_PROBLEM DESCRIPTION_
Read the entries below and pull out each line with the string "年广东省校园摄影大赛".
====
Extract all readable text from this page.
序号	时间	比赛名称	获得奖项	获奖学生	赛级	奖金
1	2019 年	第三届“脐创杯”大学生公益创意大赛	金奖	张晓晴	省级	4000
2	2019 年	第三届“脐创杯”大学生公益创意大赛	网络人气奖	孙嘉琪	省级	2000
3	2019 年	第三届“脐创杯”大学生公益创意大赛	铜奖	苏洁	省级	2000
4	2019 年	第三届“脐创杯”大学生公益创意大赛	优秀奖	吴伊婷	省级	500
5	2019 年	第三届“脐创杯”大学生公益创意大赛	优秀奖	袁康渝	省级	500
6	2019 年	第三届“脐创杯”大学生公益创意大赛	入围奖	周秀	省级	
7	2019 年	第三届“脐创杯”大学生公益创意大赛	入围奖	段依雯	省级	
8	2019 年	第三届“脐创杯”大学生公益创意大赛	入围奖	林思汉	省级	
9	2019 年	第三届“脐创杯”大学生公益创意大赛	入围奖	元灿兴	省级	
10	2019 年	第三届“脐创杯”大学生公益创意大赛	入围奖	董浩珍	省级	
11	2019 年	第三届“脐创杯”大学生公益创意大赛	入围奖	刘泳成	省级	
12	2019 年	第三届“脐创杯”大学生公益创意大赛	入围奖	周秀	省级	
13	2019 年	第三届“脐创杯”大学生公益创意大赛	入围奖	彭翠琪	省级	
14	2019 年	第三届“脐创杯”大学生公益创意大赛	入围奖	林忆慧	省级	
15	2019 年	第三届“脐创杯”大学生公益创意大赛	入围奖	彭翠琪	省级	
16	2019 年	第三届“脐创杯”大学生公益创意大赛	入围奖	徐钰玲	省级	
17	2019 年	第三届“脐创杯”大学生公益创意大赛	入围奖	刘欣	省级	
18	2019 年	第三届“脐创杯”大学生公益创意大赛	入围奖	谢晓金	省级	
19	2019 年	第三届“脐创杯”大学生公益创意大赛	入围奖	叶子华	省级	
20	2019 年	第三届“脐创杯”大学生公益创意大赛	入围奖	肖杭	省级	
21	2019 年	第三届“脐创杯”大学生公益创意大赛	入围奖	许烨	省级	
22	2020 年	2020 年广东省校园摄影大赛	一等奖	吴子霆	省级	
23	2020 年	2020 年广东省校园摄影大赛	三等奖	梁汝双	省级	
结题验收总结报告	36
====
_FINAL ANSWER_
22	2020 年	2020 年广东省校园摄影大赛	一等奖	吴子霆	省级	
23	2020 年	2020 年广东省校园摄影大赛	三等奖	梁汝双	省级	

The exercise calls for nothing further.